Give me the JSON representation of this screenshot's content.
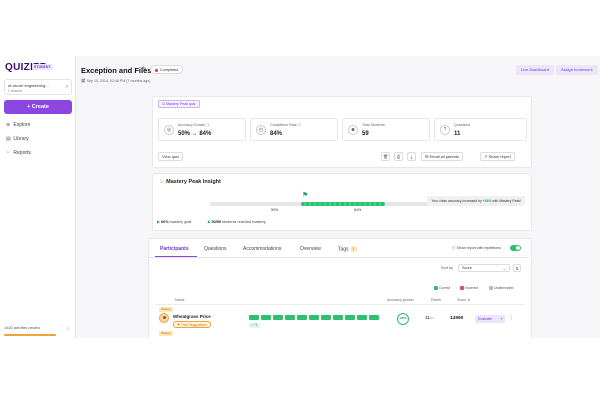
{
  "sidebar": {
    "logo": "QUIZIZZ",
    "logo_badge": "STUDENT",
    "org_name": "st·ctcore engineering...",
    "org_sub": "1 teacher",
    "create_label": "+ Create",
    "nav": [
      {
        "icon": "explore-icon",
        "glyph": "⊕",
        "label": "Explore"
      },
      {
        "icon": "library-icon",
        "glyph": "▤",
        "label": "Library"
      },
      {
        "icon": "reports-icon",
        "glyph": "◔",
        "label": "Reports"
      }
    ],
    "activities": "16/20 activities created"
  },
  "header": {
    "title": "Exception and Files",
    "status": "Completed",
    "date": "Sep 10, 2024, 02:48 PM (7 months ago)",
    "btn_dashboard": "Live Dashboard",
    "btn_assign": "Assign homework"
  },
  "summary": {
    "mode_tag": "Mastery Peak quiz",
    "stats": [
      {
        "icon": "accuracy-icon",
        "glyph": "◎",
        "label": "Accuracy Growth",
        "value": "50% → 84%"
      },
      {
        "icon": "completion-icon",
        "glyph": "◴",
        "label": "Completion Rate",
        "value": "84%"
      },
      {
        "icon": "students-icon",
        "glyph": "☻",
        "label": "Total Students",
        "value": "59"
      },
      {
        "icon": "questions-icon",
        "glyph": "?",
        "label": "Questions",
        "value": "11"
      }
    ],
    "btn_view_quiz": "View quiz",
    "btn_email": "Email all parents",
    "btn_share": "Share report"
  },
  "insight": {
    "title": "Mastery Peak Insight",
    "start_pct": "50%",
    "end_pct": "84%",
    "range_start_fraction": 0.5,
    "range_end_fraction": 0.84,
    "box_text_a": "Your class accuracy increased by ",
    "box_highlight": "+34%",
    "box_text_b": " with Mastery Peak!",
    "goal_bold": "60%",
    "goal_text": " mastery goal",
    "reached_bold": "50/59",
    "reached_text": " students reached mastery"
  },
  "participants": {
    "tabs": [
      "Participants",
      "Questions",
      "Accommodations",
      "Overview",
      "Tags"
    ],
    "tags_count": "1",
    "show_repetitions": "Show report with repetitions",
    "sort_label": "Sort by",
    "sort_value": "Score",
    "legend": [
      {
        "label": "Correct",
        "color": "#2fbf71"
      },
      {
        "label": "Incorrect",
        "color": "#e2456b"
      },
      {
        "label": "Unattempted",
        "color": "#b8b8c0"
      }
    ],
    "columns": {
      "name": "Name",
      "accuracy": "Accuracy growth",
      "points": "Points",
      "score": "Score"
    },
    "row": {
      "tag": "Mastery",
      "name": "Wheatgrass Price",
      "badge": "Fast Sluggrabber",
      "gain": "+ 71",
      "accuracy": "100%",
      "points": "11",
      "points_of": "/11",
      "score": "14990",
      "eval_label": "Evaluate",
      "correct_count": 11
    },
    "next_tag": "Mastery"
  }
}
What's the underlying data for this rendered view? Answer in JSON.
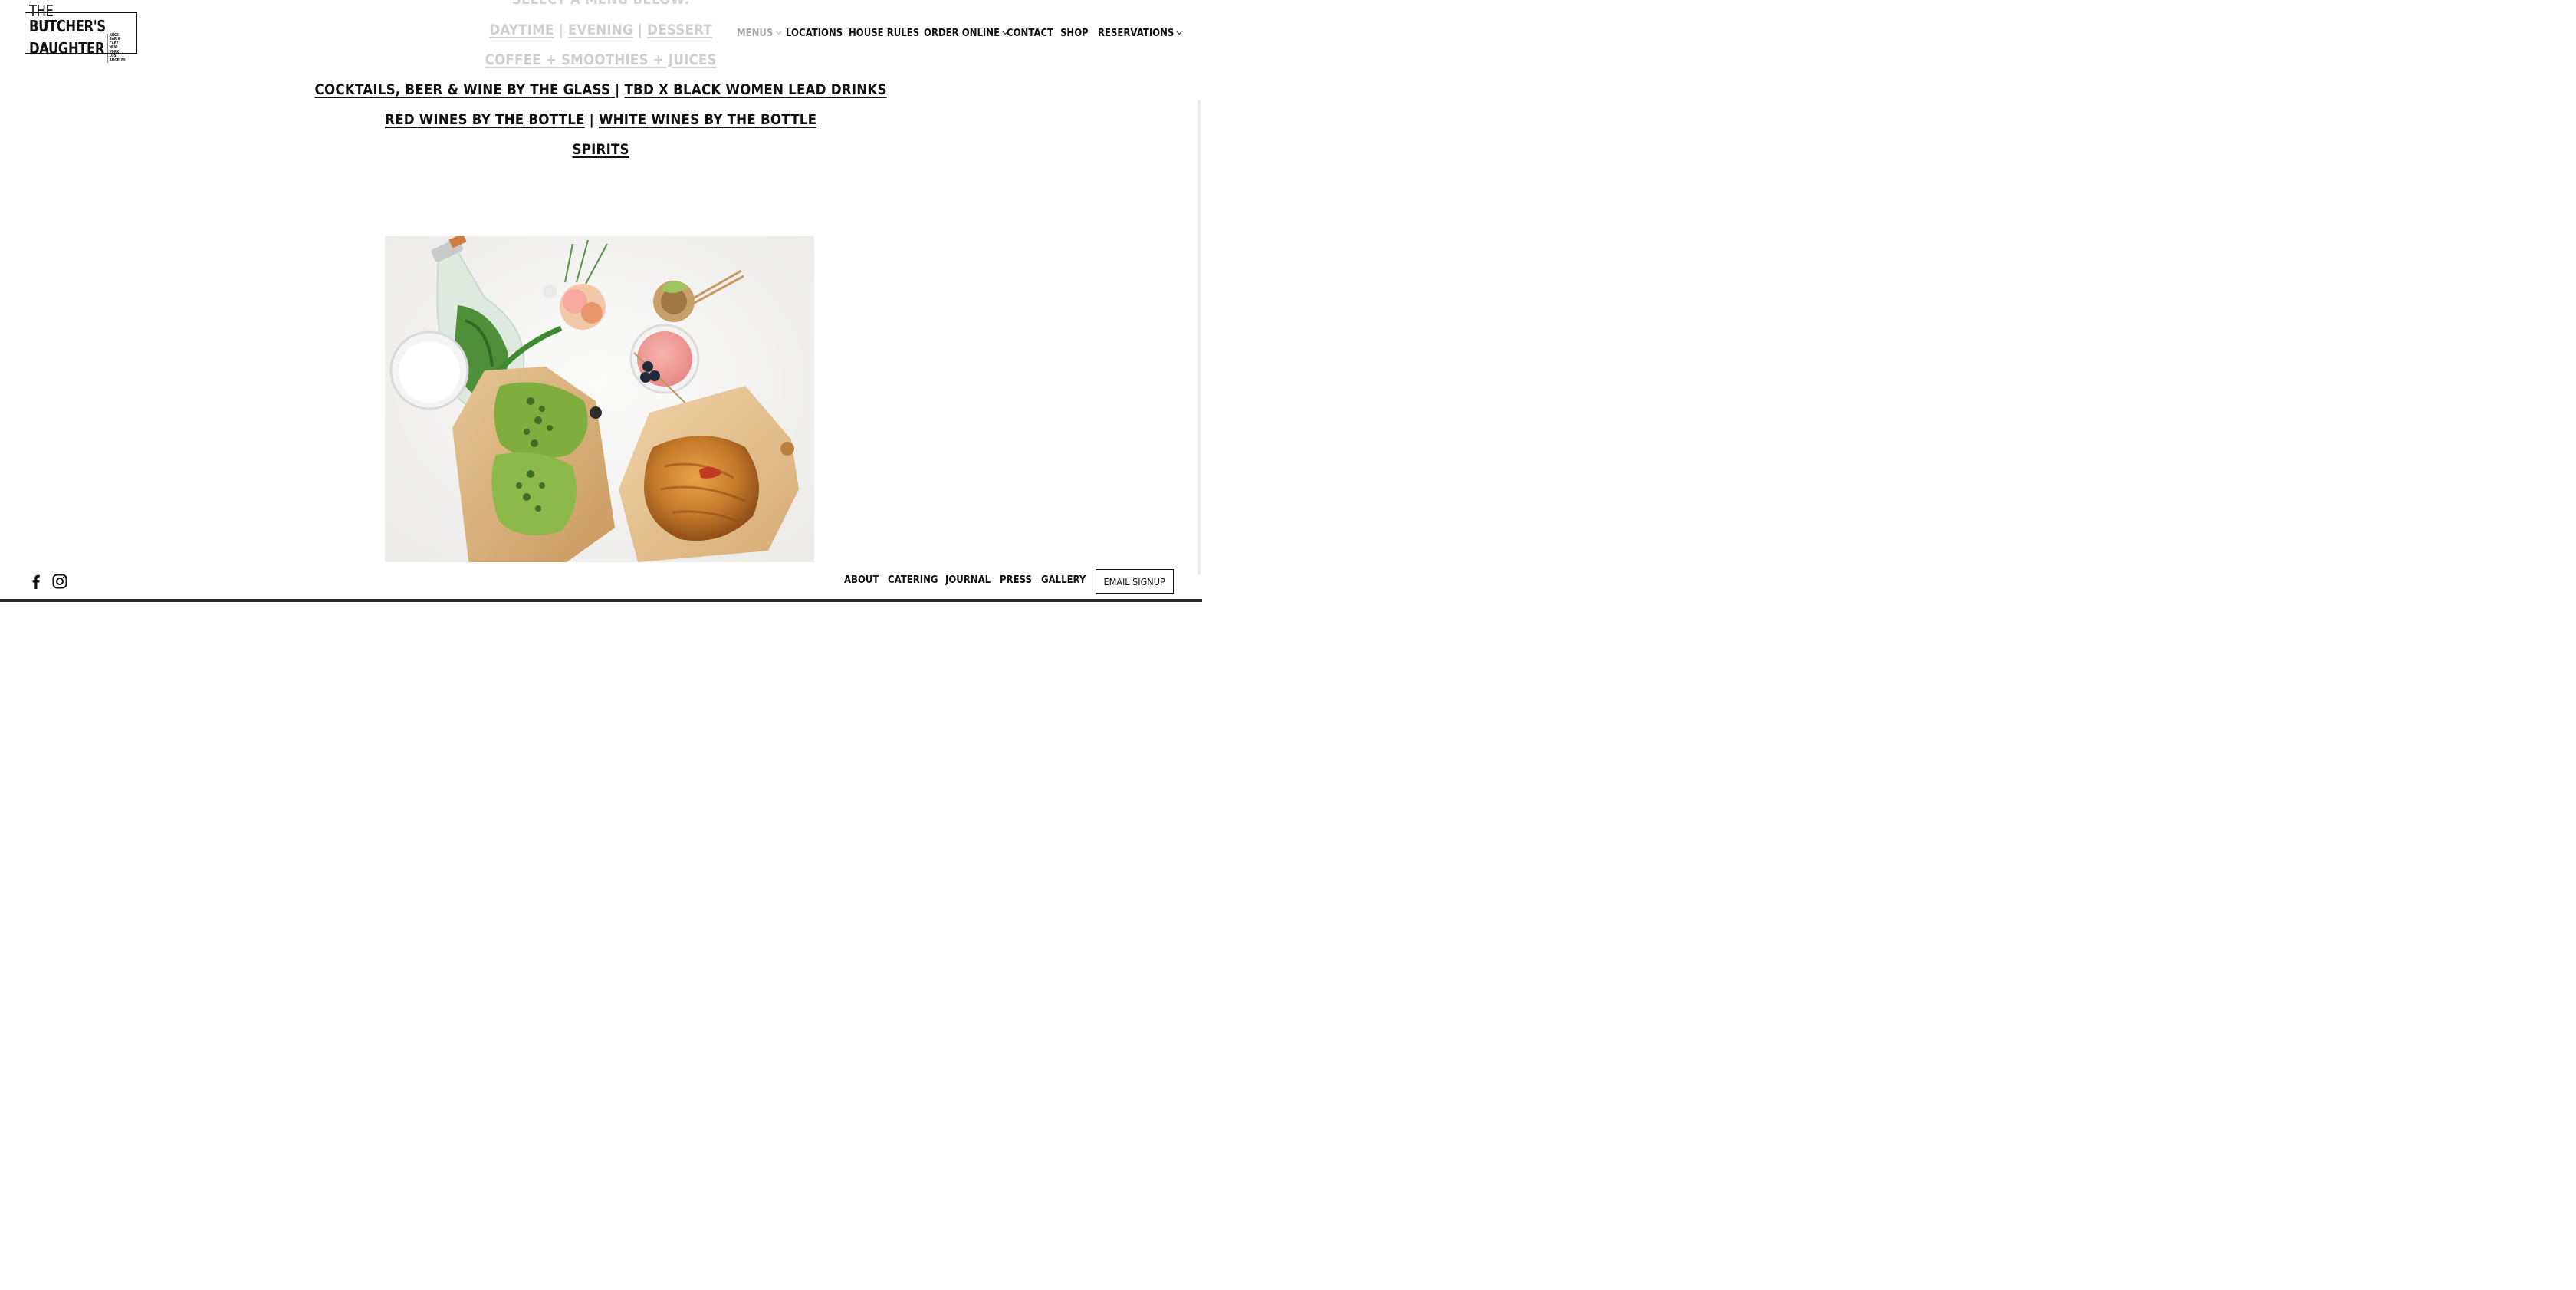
{
  "header": {
    "logo": {
      "line1_light": "THE",
      "line1_bold": "BUTCHER'S",
      "line2": "DAUGHTER",
      "tagline": [
        "JUICE BAR & CAFE",
        "NEW YORK",
        "LOS ANGELES"
      ]
    },
    "nav": [
      {
        "label": "MENUS",
        "dropdown": true,
        "active": true
      },
      {
        "label": "LOCATIONS",
        "dropdown": false
      },
      {
        "label": "HOUSE RULES",
        "dropdown": false
      },
      {
        "label": "ORDER ONLINE",
        "dropdown": true
      },
      {
        "label": "CONTACT",
        "dropdown": false
      },
      {
        "label": "SHOP",
        "dropdown": false
      },
      {
        "label": "RESERVATIONS",
        "dropdown": true
      }
    ]
  },
  "content": {
    "heading": "SELECT A MENU BELOW:",
    "rows": [
      {
        "links": [
          "DAYTIME",
          "EVENING",
          "DESSERT "
        ],
        "separator": "|"
      },
      {
        "links": [
          "COFFEE + SMOOTHIES + JUICES"
        ]
      },
      {
        "links": [
          "COCKTAILS, BEER & WINE BY THE GLASS ",
          "TBD X BLACK WOMEN LEAD DRINKS"
        ],
        "separator": "|"
      },
      {
        "links": [
          "RED WINES BY THE BOTTLE",
          "WHITE WINES BY THE BOTTLE"
        ],
        "separator": "|"
      },
      {
        "links": [
          "SPIRITS"
        ]
      }
    ]
  },
  "footer": {
    "social": [
      "facebook-icon",
      "instagram-icon"
    ],
    "links": [
      "ABOUT",
      "CATERING",
      "JOURNAL",
      "PRESS",
      "GALLERY"
    ],
    "email_button": "EMAIL SIGNUP"
  },
  "colors": {
    "text": "#111111",
    "muted": "#a8a8a8",
    "faded": "#cfcfcf",
    "background": "#ffffff"
  }
}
========================
- _Set problem_: Among the entries above, how many lines include the word "true"? Reply with the number only.

- _Solution to this exercise_: 4